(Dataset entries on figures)
=-=-=-=-=

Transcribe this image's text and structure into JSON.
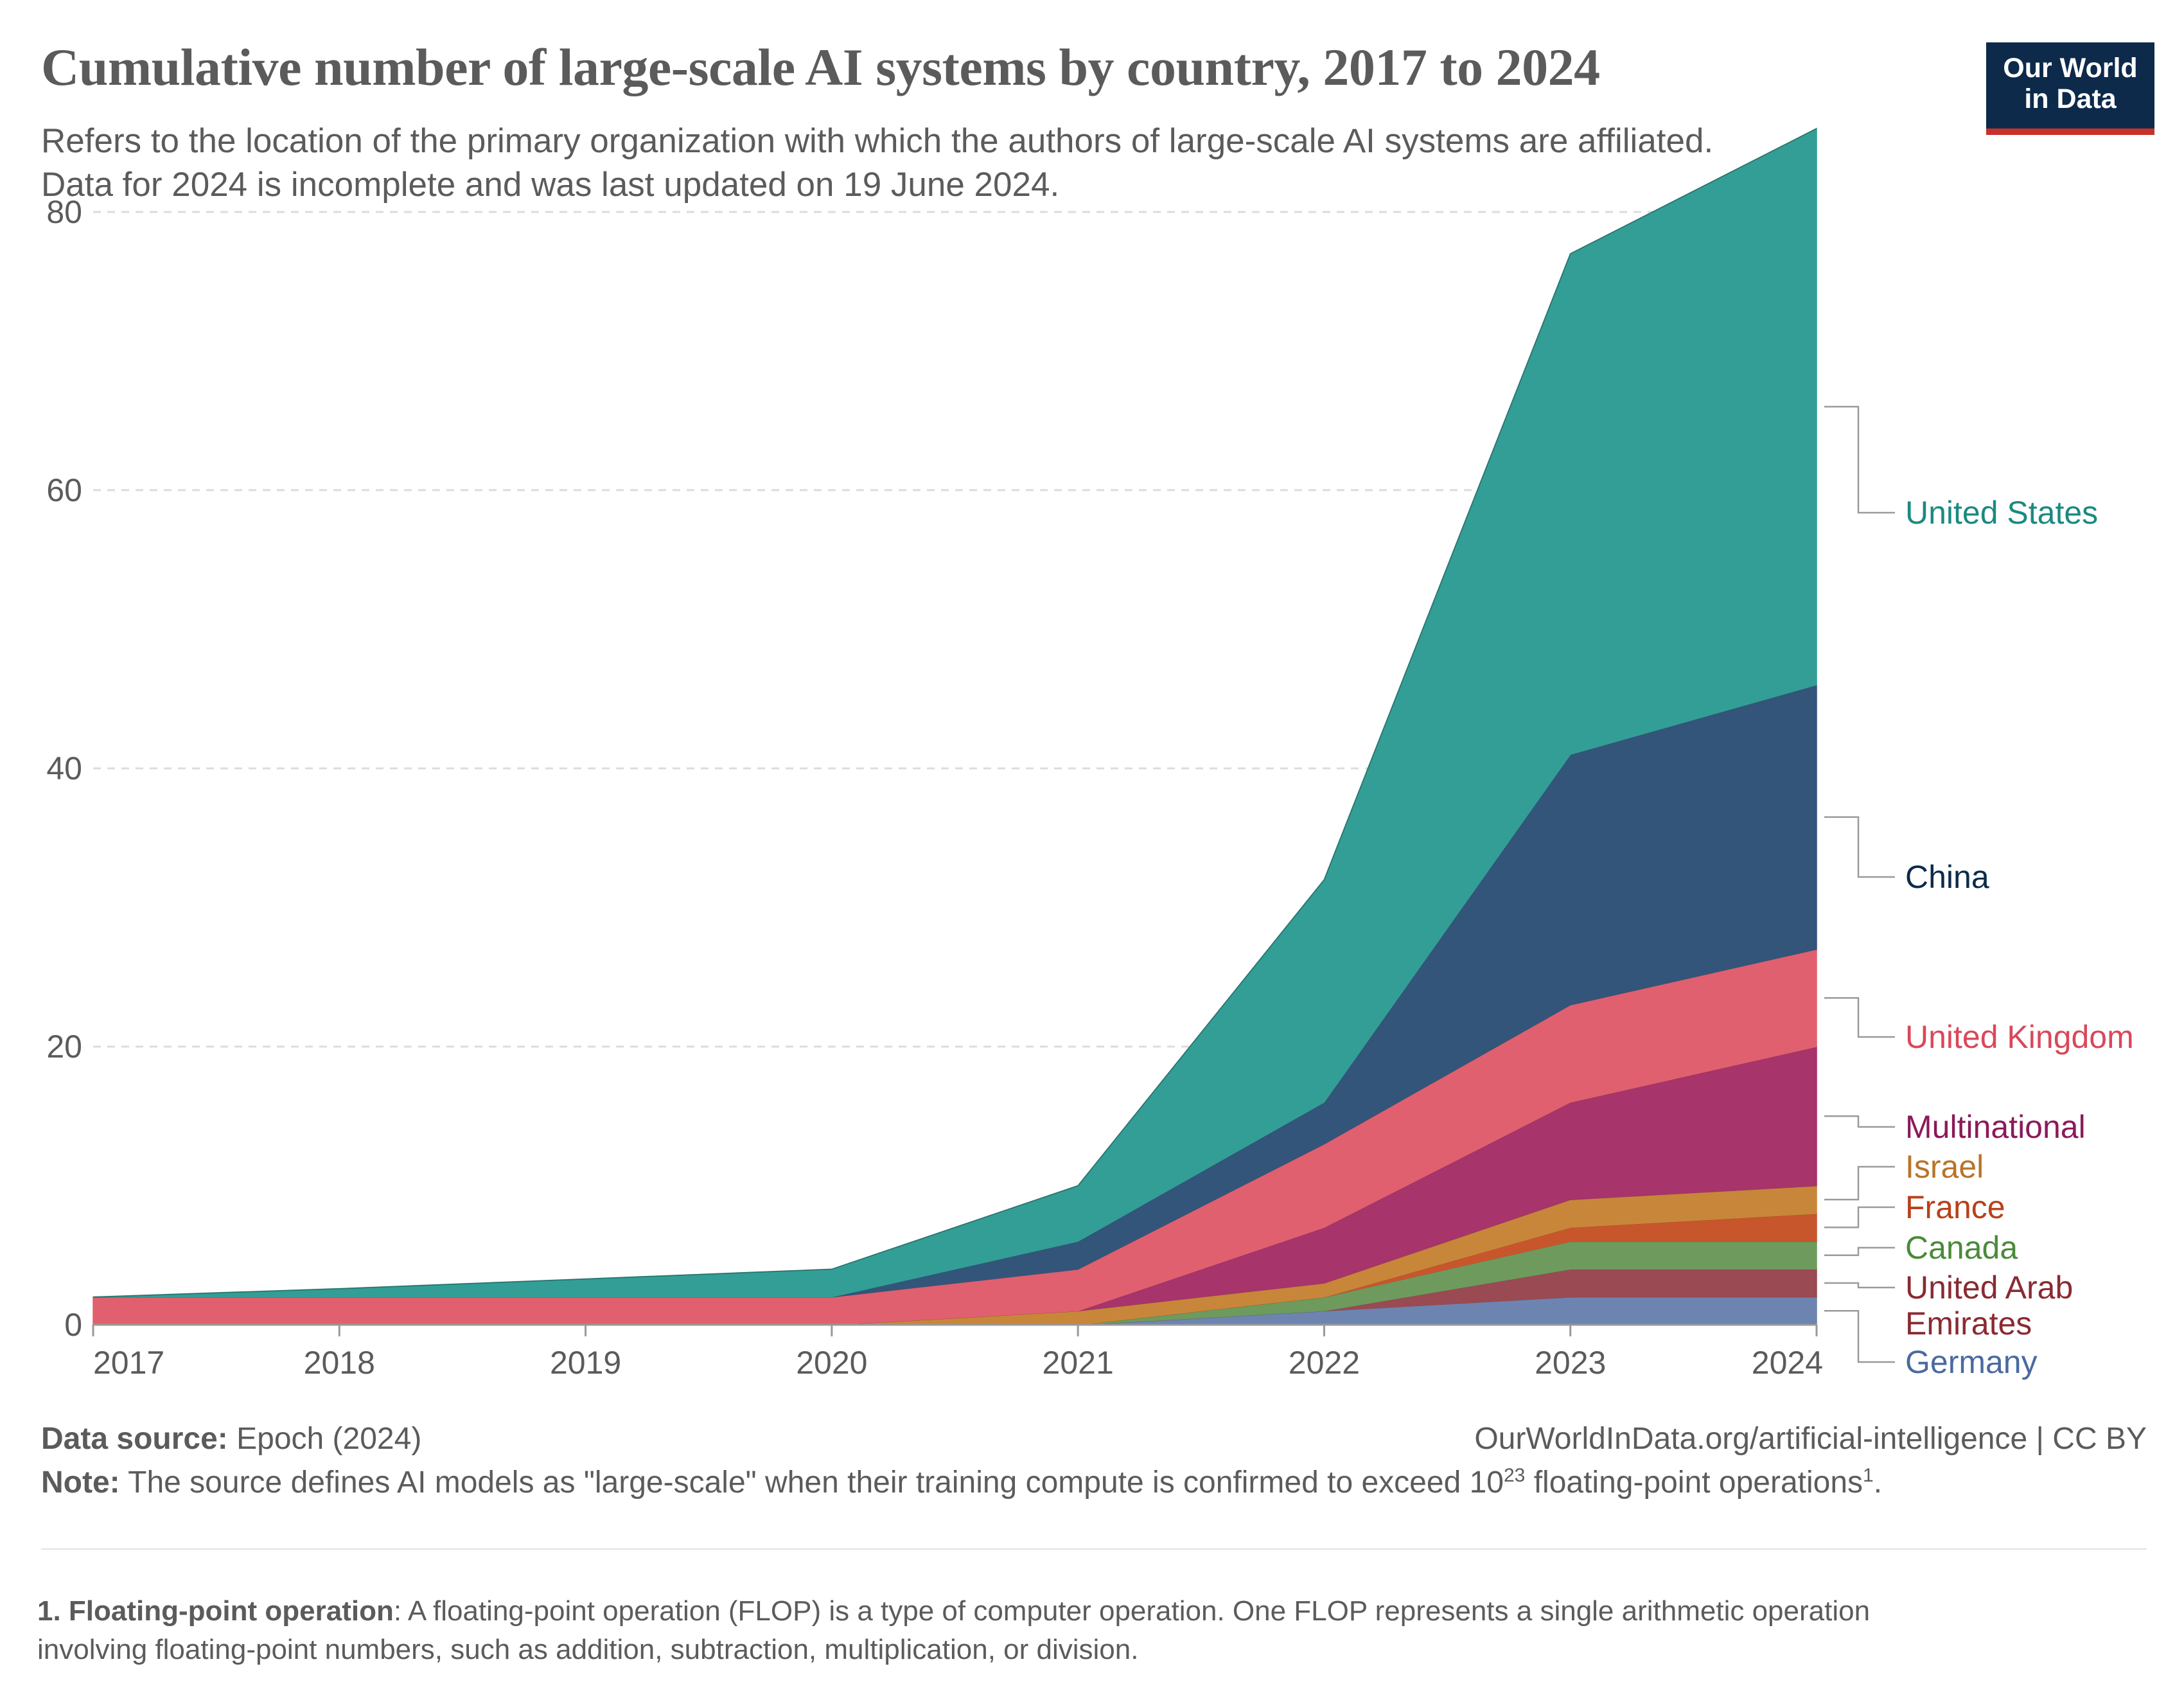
{
  "header": {
    "title": "Cumulative number of large-scale AI systems by country, 2017 to 2024",
    "subtitle_line1": "Refers to the location of the primary organization with which the authors of large-scale AI systems are affiliated.",
    "subtitle_line2": "Data for 2024 is incomplete and was last updated on 19 June 2024."
  },
  "logo": {
    "line1": "Our World",
    "line2": "in Data"
  },
  "footer": {
    "source_label": "Data source:",
    "source_text": "Epoch (2024)",
    "url": "OurWorldInData.org/artificial-intelligence | CC BY",
    "note_label": "Note:",
    "note_text": "The source defines AI models as \"large-scale\" when their training compute is confirmed to exceed 10",
    "note_exponent": "23",
    "note_tail": " floating-point operations",
    "note_ref": "1",
    "note_end": ".",
    "footnote_label": "1. Floating-point operation",
    "footnote_line1": ": A floating-point operation (FLOP) is a type of computer operation. One FLOP represents a single arithmetic operation",
    "footnote_line2": "involving floating-point numbers, such as addition, subtraction, multiplication, or division."
  },
  "chart_data": {
    "type": "area",
    "stacked": true,
    "x": [
      2017,
      2018,
      2019,
      2020,
      2021,
      2022,
      2023,
      2024
    ],
    "x_ticks": [
      "2017",
      "2018",
      "2019",
      "2020",
      "2021",
      "2022",
      "2023",
      "2024"
    ],
    "y_ticks": [
      "0",
      "20",
      "40",
      "60",
      "80"
    ],
    "ylim": [
      0,
      86
    ],
    "grid": true,
    "legend": "right, labels at end of each area",
    "series": [
      {
        "name": "Germany",
        "color": "#6d84b0",
        "values": [
          0,
          0,
          0,
          0,
          0,
          1,
          2,
          2
        ]
      },
      {
        "name": "United Arab Emirates",
        "color": "#9a4a52",
        "values": [
          0,
          0,
          0,
          0,
          0,
          0,
          2,
          2
        ]
      },
      {
        "name": "Canada",
        "color": "#6e9a5e",
        "values": [
          0,
          0,
          0,
          0,
          0,
          1,
          2,
          2
        ]
      },
      {
        "name": "France",
        "color": "#c8562c",
        "values": [
          0,
          0,
          0,
          0,
          0,
          0,
          1,
          2
        ]
      },
      {
        "name": "Israel",
        "color": "#c8863a",
        "values": [
          0,
          0,
          0,
          0,
          1,
          1,
          2,
          2
        ]
      },
      {
        "name": "Multinational",
        "color": "#a7346a",
        "values": [
          0,
          0,
          0,
          0,
          0,
          4,
          7,
          10
        ]
      },
      {
        "name": "United Kingdom",
        "color": "#e0606f",
        "values": [
          2,
          2,
          2,
          2,
          3,
          6,
          7,
          7
        ]
      },
      {
        "name": "China",
        "color": "#33557a",
        "values": [
          0,
          0,
          0,
          0,
          2,
          3,
          18,
          19
        ]
      },
      {
        "name": "United States",
        "color": "#339e96",
        "values": [
          0,
          0.6,
          1.3,
          2,
          4,
          16,
          36,
          40
        ]
      }
    ],
    "labels": [
      {
        "series": "United States",
        "lines": [
          "United States"
        ],
        "color": "#1a8a80"
      },
      {
        "series": "China",
        "lines": [
          "China"
        ],
        "color": "#0d2a4a"
      },
      {
        "series": "United Kingdom",
        "lines": [
          "United Kingdom"
        ],
        "color": "#d9485a"
      },
      {
        "series": "Multinational",
        "lines": [
          "Multinational"
        ],
        "color": "#8b1a5a"
      },
      {
        "series": "Israel",
        "lines": [
          "Israel"
        ],
        "color": "#b8742a"
      },
      {
        "series": "France",
        "lines": [
          "France"
        ],
        "color": "#b8401a"
      },
      {
        "series": "Canada",
        "lines": [
          "Canada"
        ],
        "color": "#4a8a3a"
      },
      {
        "series": "United Arab Emirates",
        "lines": [
          "United Arab",
          "Emirates"
        ],
        "color": "#8a2a32"
      },
      {
        "series": "Germany",
        "lines": [
          "Germany"
        ],
        "color": "#4a6aa0"
      }
    ]
  }
}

=-=-=-=-=

= Directions for this task =
Repeat the records above verbatim, with no pictures in the result.

= Complete output =
Transcribe this image's text and structure into JSON.
{
  "header": {
    "title": "Cumulative number of large-scale AI systems by country, 2017 to 2024",
    "subtitle_line1": "Refers to the location of the primary organization with which the authors of large-scale AI systems are affiliated.",
    "subtitle_line2": "Data for 2024 is incomplete and was last updated on 19 June 2024."
  },
  "logo": {
    "line1": "Our World",
    "line2": "in Data"
  },
  "footer": {
    "source_label": "Data source:",
    "source_text": "Epoch (2024)",
    "url": "OurWorldInData.org/artificial-intelligence | CC BY",
    "note_label": "Note:",
    "note_text": "The source defines AI models as \"large-scale\" when their training compute is confirmed to exceed 10",
    "note_exponent": "23",
    "note_tail": " floating-point operations",
    "note_ref": "1",
    "note_end": ".",
    "footnote_label": "1. Floating-point operation",
    "footnote_line1": ": A floating-point operation (FLOP) is a type of computer operation. One FLOP represents a single arithmetic operation",
    "footnote_line2": "involving floating-point numbers, such as addition, subtraction, multiplication, or division."
  },
  "chart_data": {
    "type": "area",
    "stacked": true,
    "x": [
      2017,
      2018,
      2019,
      2020,
      2021,
      2022,
      2023,
      2024
    ],
    "x_ticks": [
      "2017",
      "2018",
      "2019",
      "2020",
      "2021",
      "2022",
      "2023",
      "2024"
    ],
    "y_ticks": [
      "0",
      "20",
      "40",
      "60",
      "80"
    ],
    "ylim": [
      0,
      86
    ],
    "grid": true,
    "legend": "right, labels at end of each area",
    "series": [
      {
        "name": "Germany",
        "color": "#6d84b0",
        "values": [
          0,
          0,
          0,
          0,
          0,
          1,
          2,
          2
        ]
      },
      {
        "name": "United Arab Emirates",
        "color": "#9a4a52",
        "values": [
          0,
          0,
          0,
          0,
          0,
          0,
          2,
          2
        ]
      },
      {
        "name": "Canada",
        "color": "#6e9a5e",
        "values": [
          0,
          0,
          0,
          0,
          0,
          1,
          2,
          2
        ]
      },
      {
        "name": "France",
        "color": "#c8562c",
        "values": [
          0,
          0,
          0,
          0,
          0,
          0,
          1,
          2
        ]
      },
      {
        "name": "Israel",
        "color": "#c8863a",
        "values": [
          0,
          0,
          0,
          0,
          1,
          1,
          2,
          2
        ]
      },
      {
        "name": "Multinational",
        "color": "#a7346a",
        "values": [
          0,
          0,
          0,
          0,
          0,
          4,
          7,
          10
        ]
      },
      {
        "name": "United Kingdom",
        "color": "#e0606f",
        "values": [
          2,
          2,
          2,
          2,
          3,
          6,
          7,
          7
        ]
      },
      {
        "name": "China",
        "color": "#33557a",
        "values": [
          0,
          0,
          0,
          0,
          2,
          3,
          18,
          19
        ]
      },
      {
        "name": "United States",
        "color": "#339e96",
        "values": [
          0,
          0.6,
          1.3,
          2,
          4,
          16,
          36,
          40
        ]
      }
    ],
    "labels": [
      {
        "series": "United States",
        "lines": [
          "United States"
        ],
        "color": "#1a8a80"
      },
      {
        "series": "China",
        "lines": [
          "China"
        ],
        "color": "#0d2a4a"
      },
      {
        "series": "United Kingdom",
        "lines": [
          "United Kingdom"
        ],
        "color": "#d9485a"
      },
      {
        "series": "Multinational",
        "lines": [
          "Multinational"
        ],
        "color": "#8b1a5a"
      },
      {
        "series": "Israel",
        "lines": [
          "Israel"
        ],
        "color": "#b8742a"
      },
      {
        "series": "France",
        "lines": [
          "France"
        ],
        "color": "#b8401a"
      },
      {
        "series": "Canada",
        "lines": [
          "Canada"
        ],
        "color": "#4a8a3a"
      },
      {
        "series": "United Arab Emirates",
        "lines": [
          "United Arab",
          "Emirates"
        ],
        "color": "#8a2a32"
      },
      {
        "series": "Germany",
        "lines": [
          "Germany"
        ],
        "color": "#4a6aa0"
      }
    ]
  }
}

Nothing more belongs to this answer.